[Stored data entries]
****

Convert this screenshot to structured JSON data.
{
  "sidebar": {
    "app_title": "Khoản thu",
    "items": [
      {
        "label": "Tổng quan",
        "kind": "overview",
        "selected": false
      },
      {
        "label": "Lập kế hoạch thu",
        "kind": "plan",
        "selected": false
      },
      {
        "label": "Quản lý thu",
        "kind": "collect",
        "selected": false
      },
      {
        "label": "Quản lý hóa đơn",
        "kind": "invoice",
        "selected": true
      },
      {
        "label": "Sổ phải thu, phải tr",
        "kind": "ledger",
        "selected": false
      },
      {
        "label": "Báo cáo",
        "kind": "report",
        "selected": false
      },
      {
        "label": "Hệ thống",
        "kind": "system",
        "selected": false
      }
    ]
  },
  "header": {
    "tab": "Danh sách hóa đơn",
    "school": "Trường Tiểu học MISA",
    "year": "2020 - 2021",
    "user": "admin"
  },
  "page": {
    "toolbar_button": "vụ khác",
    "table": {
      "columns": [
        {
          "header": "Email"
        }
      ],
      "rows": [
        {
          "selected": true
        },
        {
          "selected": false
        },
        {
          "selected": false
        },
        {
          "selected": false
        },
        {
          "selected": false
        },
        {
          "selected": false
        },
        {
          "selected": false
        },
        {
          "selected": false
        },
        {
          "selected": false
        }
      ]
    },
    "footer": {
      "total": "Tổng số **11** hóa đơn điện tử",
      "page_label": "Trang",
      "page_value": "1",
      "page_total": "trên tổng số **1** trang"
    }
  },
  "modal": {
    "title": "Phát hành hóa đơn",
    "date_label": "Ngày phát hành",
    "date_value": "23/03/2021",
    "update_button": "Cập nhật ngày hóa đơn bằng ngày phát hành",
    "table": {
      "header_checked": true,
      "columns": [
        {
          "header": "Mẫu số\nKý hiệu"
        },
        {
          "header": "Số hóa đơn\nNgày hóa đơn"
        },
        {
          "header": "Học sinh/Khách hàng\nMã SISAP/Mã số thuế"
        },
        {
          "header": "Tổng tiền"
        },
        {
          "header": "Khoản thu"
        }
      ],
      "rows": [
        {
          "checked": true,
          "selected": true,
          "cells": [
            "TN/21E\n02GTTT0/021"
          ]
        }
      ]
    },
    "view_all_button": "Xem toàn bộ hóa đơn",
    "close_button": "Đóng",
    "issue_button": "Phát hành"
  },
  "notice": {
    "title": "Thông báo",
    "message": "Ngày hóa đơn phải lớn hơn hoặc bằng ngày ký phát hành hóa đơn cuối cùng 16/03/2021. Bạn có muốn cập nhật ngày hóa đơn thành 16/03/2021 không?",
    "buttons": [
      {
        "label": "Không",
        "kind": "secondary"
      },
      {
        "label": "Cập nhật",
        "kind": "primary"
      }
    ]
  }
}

****

EXERCISE >> Type out the entries again, word for word.

ANSWER TO THIS PROBLEM >>
Convert this screenshot to structured JSON data.
{
  "sidebar": {
    "app_title": "Khoản thu",
    "items": [
      {
        "label": "Tổng quan",
        "kind": "overview",
        "selected": false
      },
      {
        "label": "Lập kế hoạch thu",
        "kind": "plan",
        "selected": false
      },
      {
        "label": "Quản lý thu",
        "kind": "collect",
        "selected": false
      },
      {
        "label": "Quản lý hóa đơn",
        "kind": "invoice",
        "selected": true
      },
      {
        "label": "Sổ phải thu, phải tr",
        "kind": "ledger",
        "selected": false
      },
      {
        "label": "Báo cáo",
        "kind": "report",
        "selected": false
      },
      {
        "label": "Hệ thống",
        "kind": "system",
        "selected": false
      }
    ]
  },
  "header": {
    "tab": "Danh sách hóa đơn",
    "school": "Trường Tiểu học MISA",
    "year": "2020 - 2021",
    "user": "admin"
  },
  "page": {
    "toolbar_button": "vụ khác",
    "table": {
      "columns": [
        {
          "header": "Email"
        }
      ],
      "rows": [
        {
          "selected": true
        },
        {
          "selected": false
        },
        {
          "selected": false
        },
        {
          "selected": false
        },
        {
          "selected": false
        },
        {
          "selected": false
        },
        {
          "selected": false
        },
        {
          "selected": false
        },
        {
          "selected": false
        }
      ]
    },
    "footer": {
      "total": "Tổng số **11** hóa đơn điện tử",
      "page_label": "Trang",
      "page_value": "1",
      "page_total": "trên tổng số **1** trang"
    }
  },
  "modal": {
    "title": "Phát hành hóa đơn",
    "date_label": "Ngày phát hành",
    "date_value": "23/03/2021",
    "update_button": "Cập nhật ngày hóa đơn bằng ngày phát hành",
    "table": {
      "header_checked": true,
      "columns": [
        {
          "header": "Mẫu số\nKý hiệu"
        },
        {
          "header": "Số hóa đơn\nNgày hóa đơn"
        },
        {
          "header": "Học sinh/Khách hàng\nMã SISAP/Mã số thuế"
        },
        {
          "header": "Tổng tiền"
        },
        {
          "header": "Khoản thu"
        }
      ],
      "rows": [
        {
          "checked": true,
          "selected": true,
          "cells": [
            "TN/21E\n02GTTT0/021"
          ]
        }
      ]
    },
    "view_all_button": "Xem toàn bộ hóa đơn",
    "close_button": "Đóng",
    "issue_button": "Phát hành"
  },
  "notice": {
    "title": "Thông báo",
    "message": "Ngày hóa đơn phải lớn hơn hoặc bằng ngày ký phát hành hóa đơn cuối cùng 16/03/2021. Bạn có muốn cập nhật ngày hóa đơn thành 16/03/2021 không?",
    "buttons": [
      {
        "label": "Không",
        "kind": "secondary"
      },
      {
        "label": "Cập nhật",
        "kind": "primary"
      }
    ]
  }
}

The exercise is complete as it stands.